- WORK INSTRUCTIONS: Print the data exactly as it is given, please.

- RECORDED INFORMATION:
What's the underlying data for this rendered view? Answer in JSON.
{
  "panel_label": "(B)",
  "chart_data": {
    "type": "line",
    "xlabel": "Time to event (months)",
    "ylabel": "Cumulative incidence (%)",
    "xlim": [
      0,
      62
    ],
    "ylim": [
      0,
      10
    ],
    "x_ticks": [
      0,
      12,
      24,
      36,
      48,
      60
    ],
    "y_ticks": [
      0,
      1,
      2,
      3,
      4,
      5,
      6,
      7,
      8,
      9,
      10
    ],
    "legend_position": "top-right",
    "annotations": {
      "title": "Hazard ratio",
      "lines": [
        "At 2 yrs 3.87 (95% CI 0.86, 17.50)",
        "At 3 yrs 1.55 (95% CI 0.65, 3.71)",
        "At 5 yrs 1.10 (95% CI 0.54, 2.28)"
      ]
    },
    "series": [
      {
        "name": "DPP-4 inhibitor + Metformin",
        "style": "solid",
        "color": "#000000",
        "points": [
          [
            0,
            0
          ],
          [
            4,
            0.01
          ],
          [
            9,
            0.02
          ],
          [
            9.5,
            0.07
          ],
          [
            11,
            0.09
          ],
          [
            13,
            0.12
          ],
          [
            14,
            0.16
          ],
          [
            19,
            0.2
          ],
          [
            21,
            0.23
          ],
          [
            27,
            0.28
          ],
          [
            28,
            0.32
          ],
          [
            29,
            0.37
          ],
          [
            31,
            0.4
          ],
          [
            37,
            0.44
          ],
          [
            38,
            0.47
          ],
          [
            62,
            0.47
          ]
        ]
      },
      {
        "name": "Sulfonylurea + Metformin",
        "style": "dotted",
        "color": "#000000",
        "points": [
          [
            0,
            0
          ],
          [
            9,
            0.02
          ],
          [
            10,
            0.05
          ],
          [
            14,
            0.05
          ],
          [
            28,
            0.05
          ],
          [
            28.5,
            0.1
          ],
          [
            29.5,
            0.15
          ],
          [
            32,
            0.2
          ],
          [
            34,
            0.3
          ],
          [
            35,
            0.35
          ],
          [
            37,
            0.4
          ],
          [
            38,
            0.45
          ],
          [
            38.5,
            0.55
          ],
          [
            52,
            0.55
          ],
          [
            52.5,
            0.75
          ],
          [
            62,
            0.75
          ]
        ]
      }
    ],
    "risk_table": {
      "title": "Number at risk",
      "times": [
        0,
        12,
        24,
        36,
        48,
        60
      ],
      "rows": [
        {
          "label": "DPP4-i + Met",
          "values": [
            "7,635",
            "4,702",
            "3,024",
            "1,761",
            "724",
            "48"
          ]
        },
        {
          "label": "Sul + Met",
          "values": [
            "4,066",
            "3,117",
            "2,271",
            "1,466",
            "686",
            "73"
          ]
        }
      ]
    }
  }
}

- EXERCISE OUTPUT:
What's the underlying data for this rendered view? Answer in JSON.
{
  "panel_label": "(B)",
  "chart_data": {
    "type": "line",
    "xlabel": "Time to event (months)",
    "ylabel": "Cumulative incidence (%)",
    "xlim": [
      0,
      62
    ],
    "ylim": [
      0,
      10
    ],
    "x_ticks": [
      0,
      12,
      24,
      36,
      48,
      60
    ],
    "y_ticks": [
      0,
      1,
      2,
      3,
      4,
      5,
      6,
      7,
      8,
      9,
      10
    ],
    "legend_position": "top-right",
    "annotations": {
      "title": "Hazard ratio",
      "lines": [
        "At 2 yrs 3.87 (95% CI 0.86, 17.50)",
        "At 3 yrs 1.55 (95% CI 0.65, 3.71)",
        "At 5 yrs 1.10 (95% CI 0.54, 2.28)"
      ]
    },
    "series": [
      {
        "name": "DPP-4 inhibitor + Metformin",
        "style": "solid",
        "color": "#000000",
        "points": [
          [
            0,
            0
          ],
          [
            4,
            0.01
          ],
          [
            9,
            0.02
          ],
          [
            9.5,
            0.07
          ],
          [
            11,
            0.09
          ],
          [
            13,
            0.12
          ],
          [
            14,
            0.16
          ],
          [
            19,
            0.2
          ],
          [
            21,
            0.23
          ],
          [
            27,
            0.28
          ],
          [
            28,
            0.32
          ],
          [
            29,
            0.37
          ],
          [
            31,
            0.4
          ],
          [
            37,
            0.44
          ],
          [
            38,
            0.47
          ],
          [
            62,
            0.47
          ]
        ]
      },
      {
        "name": "Sulfonylurea + Metformin",
        "style": "dotted",
        "color": "#000000",
        "points": [
          [
            0,
            0
          ],
          [
            9,
            0.02
          ],
          [
            10,
            0.05
          ],
          [
            14,
            0.05
          ],
          [
            28,
            0.05
          ],
          [
            28.5,
            0.1
          ],
          [
            29.5,
            0.15
          ],
          [
            32,
            0.2
          ],
          [
            34,
            0.3
          ],
          [
            35,
            0.35
          ],
          [
            37,
            0.4
          ],
          [
            38,
            0.45
          ],
          [
            38.5,
            0.55
          ],
          [
            52,
            0.55
          ],
          [
            52.5,
            0.75
          ],
          [
            62,
            0.75
          ]
        ]
      }
    ],
    "risk_table": {
      "title": "Number at risk",
      "times": [
        0,
        12,
        24,
        36,
        48,
        60
      ],
      "rows": [
        {
          "label": "DPP4-i + Met",
          "values": [
            "7,635",
            "4,702",
            "3,024",
            "1,761",
            "724",
            "48"
          ]
        },
        {
          "label": "Sul + Met",
          "values": [
            "4,066",
            "3,117",
            "2,271",
            "1,466",
            "686",
            "73"
          ]
        }
      ]
    }
  }
}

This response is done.